-- START Text excerpt --
The Decline of a Classical Norm


By Howard D. Weinbrot

PRINCETON UNIVERSITY PRESS

Copyright © 1978 Princeton University Press
All rights reserved.
ISBN: 978-0-691-06344-7



CHAPTER 1

The Classical Legacy of Augustus Caesar in "Augustan" England


THE PEACE OF THE AUGUSTANS DIED SOME YEARS AGO. Unfortunately, the "Augustans" themselves are not only alive, but also the subject of squabbles concerning who they are and how they wrote — whether they lived between 1660 and 1700 or 1700 and 1745; whether they belong to another specified period, or are all the "conservative" and "orthodox" humanists between 1660 and 1800; whether they are essentially pessimistic or optimistic, realistic or unrealistic, gloomy moralists or comic writers. Such vague terminology has obvious pitfalls; but it would be harmless if it were, as one of its recent advocates claims, merely a neutral form of shorthand for some authors in Britain during some of the years between 1660 and 1800. Within the last two decades or so, however, "Augustan" has become prescriptive rather than descriptive; readings of particular texts or authors, the "age," genres, taste, and literary practice in general often regard the Augustan as good and the non-Augustan as less good, less interesting, and suspiciously aberrant.

In an influential work, for example, Reuben Brower states that the unnamed Augustans, also called the "true Augustans," saw in "Horace's poetry a concentrated image of a life and civilization to which they more or less consciously aspired." Students of Pope commonly argue that the Epistle to Augustus contrasts ironic with real praise of an Augustan monarch. V. de Sola Pinto believes that Augustan is an appropriate label for the Restoration and eighteenth century, since it was "actually used during the period" and, he implies, used positively: "It is difficult for us to realize the enormous prestige enjoyed by the Roman Augustan age all over Europe in the seventeenth and eighteenth centuries." In light of these and comparable remarks, it is no wonder that, as David L. Evans observes, "'Augustanism' is gradually replacing 'neo-classicism' as a term for what we admire in the literature of the eighteenth century."
-- END Text excerpt --
▸ **Exercise requirements**
Reproduce the excerpt above on the classical legacy of Augustus Caesar in England word for word and in its entirety.
-- START Given records --
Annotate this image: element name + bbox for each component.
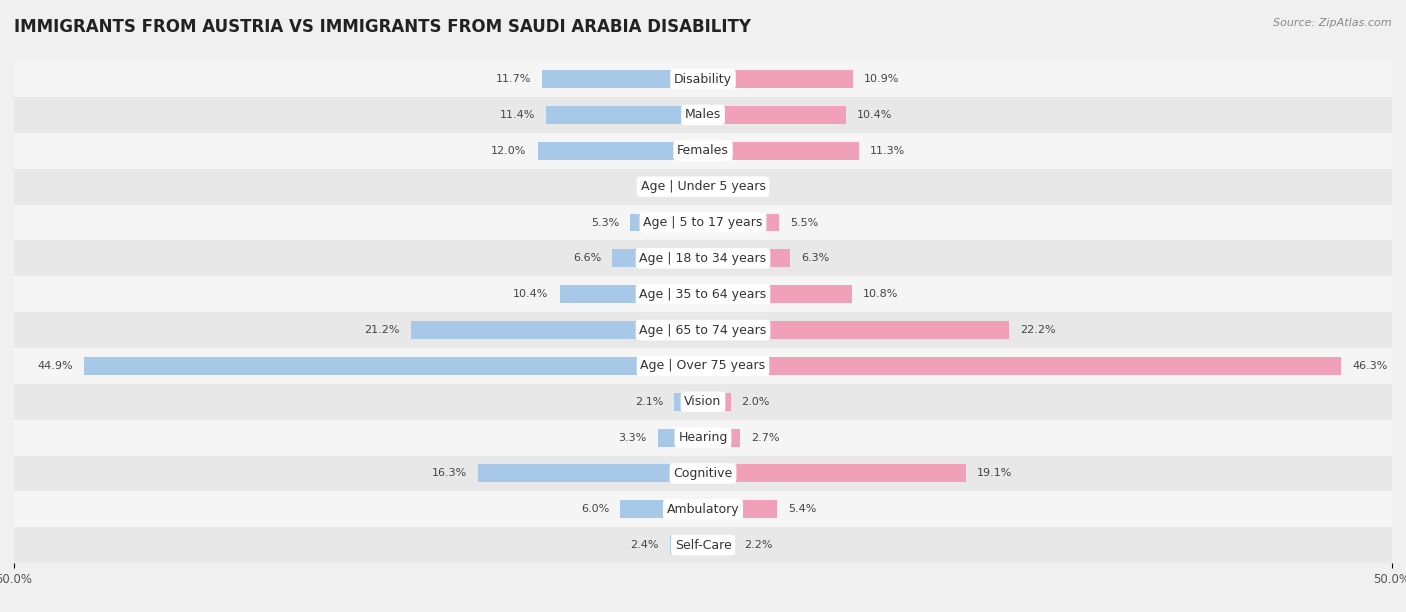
Text: 12.0%: 12.0% bbox=[491, 146, 527, 156]
Bar bbox=[546, 106, 703, 124]
Bar bbox=[703, 250, 790, 267]
Bar bbox=[14, 276, 1392, 312]
Text: 3.3%: 3.3% bbox=[619, 433, 647, 442]
Text: 2.2%: 2.2% bbox=[744, 540, 773, 550]
Bar bbox=[703, 177, 720, 196]
Bar bbox=[14, 97, 1392, 133]
Text: 44.9%: 44.9% bbox=[38, 361, 73, 371]
Text: 11.7%: 11.7% bbox=[495, 74, 531, 84]
Bar bbox=[703, 357, 1341, 375]
Text: 10.4%: 10.4% bbox=[513, 289, 548, 299]
Bar bbox=[703, 106, 846, 124]
Bar bbox=[703, 142, 859, 160]
Text: 6.0%: 6.0% bbox=[581, 504, 609, 514]
Text: 22.2%: 22.2% bbox=[1019, 325, 1056, 335]
Bar bbox=[703, 285, 852, 303]
Bar bbox=[541, 70, 703, 88]
Bar bbox=[14, 491, 1392, 527]
Text: Age | 5 to 17 years: Age | 5 to 17 years bbox=[644, 216, 762, 229]
Text: 1.2%: 1.2% bbox=[731, 182, 759, 192]
Text: 16.3%: 16.3% bbox=[432, 468, 467, 479]
Text: Self-Care: Self-Care bbox=[675, 539, 731, 551]
Bar bbox=[14, 384, 1392, 420]
Bar bbox=[673, 393, 703, 411]
Bar bbox=[478, 465, 703, 482]
Bar bbox=[703, 536, 734, 554]
Text: 11.3%: 11.3% bbox=[870, 146, 905, 156]
Text: 2.1%: 2.1% bbox=[634, 397, 664, 407]
Text: Age | Under 5 years: Age | Under 5 years bbox=[641, 180, 765, 193]
Text: 2.0%: 2.0% bbox=[741, 397, 770, 407]
Bar bbox=[703, 70, 853, 88]
Text: 21.2%: 21.2% bbox=[364, 325, 399, 335]
Bar bbox=[14, 61, 1392, 97]
Bar bbox=[703, 393, 731, 411]
Bar bbox=[84, 357, 703, 375]
Bar bbox=[703, 465, 966, 482]
Bar bbox=[14, 169, 1392, 204]
Text: Females: Females bbox=[678, 144, 728, 157]
Bar bbox=[537, 142, 703, 160]
Text: Age | 65 to 74 years: Age | 65 to 74 years bbox=[640, 324, 766, 337]
Text: 11.4%: 11.4% bbox=[499, 110, 534, 120]
Text: Hearing: Hearing bbox=[678, 431, 728, 444]
Text: Age | 18 to 34 years: Age | 18 to 34 years bbox=[640, 252, 766, 265]
Text: 10.8%: 10.8% bbox=[863, 289, 898, 299]
Text: Source: ZipAtlas.com: Source: ZipAtlas.com bbox=[1274, 18, 1392, 28]
Bar bbox=[14, 420, 1392, 455]
Text: Vision: Vision bbox=[685, 395, 721, 408]
Text: Age | Over 75 years: Age | Over 75 years bbox=[641, 359, 765, 372]
Text: 2.4%: 2.4% bbox=[630, 540, 659, 550]
Text: 5.4%: 5.4% bbox=[789, 504, 817, 514]
Bar bbox=[703, 214, 779, 231]
Text: 5.3%: 5.3% bbox=[591, 217, 619, 228]
Text: Cognitive: Cognitive bbox=[673, 467, 733, 480]
Text: 6.3%: 6.3% bbox=[801, 253, 830, 263]
Text: IMMIGRANTS FROM AUSTRIA VS IMMIGRANTS FROM SAUDI ARABIA DISABILITY: IMMIGRANTS FROM AUSTRIA VS IMMIGRANTS FR… bbox=[14, 18, 751, 36]
Text: Males: Males bbox=[685, 108, 721, 121]
Text: Disability: Disability bbox=[673, 73, 733, 86]
Text: 10.4%: 10.4% bbox=[858, 110, 893, 120]
Text: Age | 35 to 64 years: Age | 35 to 64 years bbox=[640, 288, 766, 300]
Bar bbox=[411, 321, 703, 339]
Bar bbox=[14, 241, 1392, 276]
Bar bbox=[14, 204, 1392, 241]
Text: 1.3%: 1.3% bbox=[645, 182, 673, 192]
Bar bbox=[658, 428, 703, 447]
Bar bbox=[685, 177, 703, 196]
Bar bbox=[703, 428, 740, 447]
Bar bbox=[14, 133, 1392, 169]
Bar bbox=[560, 285, 703, 303]
Text: 2.7%: 2.7% bbox=[751, 433, 780, 442]
Bar bbox=[14, 455, 1392, 491]
Bar bbox=[669, 536, 703, 554]
Bar bbox=[14, 527, 1392, 563]
Text: Ambulatory: Ambulatory bbox=[666, 503, 740, 516]
Bar bbox=[703, 501, 778, 518]
Bar bbox=[612, 250, 703, 267]
Text: 19.1%: 19.1% bbox=[977, 468, 1012, 479]
Text: 5.5%: 5.5% bbox=[790, 217, 818, 228]
Bar bbox=[14, 312, 1392, 348]
Bar bbox=[14, 348, 1392, 384]
Bar bbox=[703, 321, 1010, 339]
Bar bbox=[630, 214, 703, 231]
Text: 46.3%: 46.3% bbox=[1353, 361, 1388, 371]
Text: 6.6%: 6.6% bbox=[572, 253, 600, 263]
Bar bbox=[620, 501, 703, 518]
Text: 10.9%: 10.9% bbox=[865, 74, 900, 84]
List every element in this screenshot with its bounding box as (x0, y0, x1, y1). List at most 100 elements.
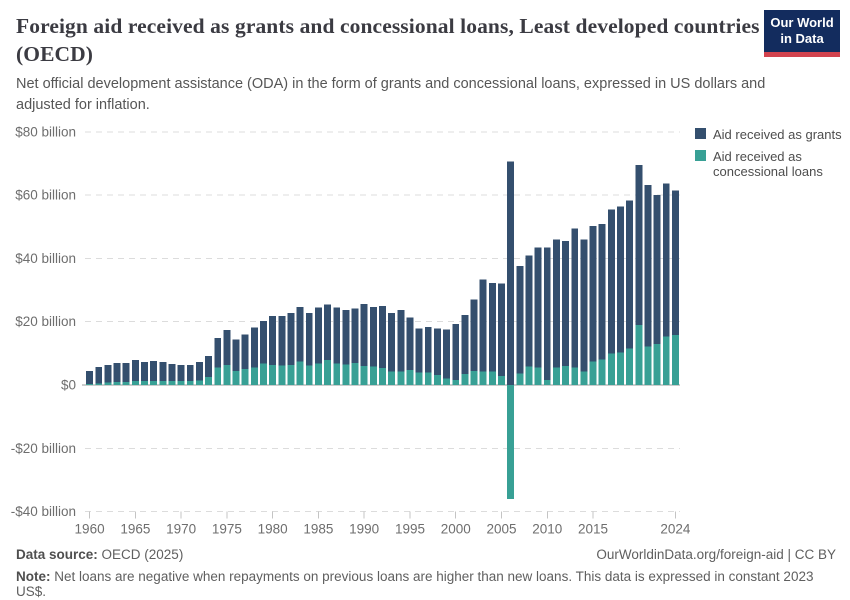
-- END Given records --
▸ **Exercise solution**
The Decline of a Classical Norm


By Howard D. Weinbrot

PRINCETON UNIVERSITY PRESS

Copyright © 1978 Princeton University Press
All rights reserved.
ISBN: 978-0-691-06344-7



CHAPTER 1

The Classical Legacy of Augustus Caesar in "Augustan" England


THE PEACE OF THE AUGUSTANS DIED SOME YEARS AGO. Unfortunately, the "Augustans" themselves are not only alive, but also the subject of squabbles concerning who they are and how they wrote — whether they lived between 1660 and 1700 or 1700 and 1745; whether they belong to another specified period, or are all the "conservative" and "orthodox" humanists between 1660 and 1800; whether they are essentially pessimistic or optimistic, realistic or unrealistic, gloomy moralists or comic writers. Such vague terminology has obvious pitfalls; but it would be harmless if it were, as one of its recent advocates claims, merely a neutral form of shorthand for some authors in Britain during some of the years between 1660 and 1800. Within the last two decades or so, however, "Augustan" has become prescriptive rather than descriptive; readings of particular texts or authors, the "age," genres, taste, and literary practice in general often regard the Augustan as good and the non-Augustan as less good, less interesting, and suspiciously aberrant.

In an influential work, for example, Reuben Brower states that the unnamed Augustans, also called the "true Augustans," saw in "Horace's poetry a concentrated image of a life and civilization to which they more or less consciously aspired." Students of Pope commonly argue that the Epistle to Augustus contrasts ironic with real praise of an Augustan monarch. V. de Sola Pinto believes that Augustan is an appropriate label for the Restoration and eighteenth century, since it was "actually used during the period" and, he implies, used positively: "It is difficult for us to realize the enormous prestige enjoyed by the Roman Augustan age all over Europe in the seventeenth and eighteenth centuries." In light of these and comparable remarks, it is no wonder that, as David L. Evans observes, "'Augustanism' is gradually replacing 'neo-classicism' as a term for what we admire in the literature of the eighteenth century."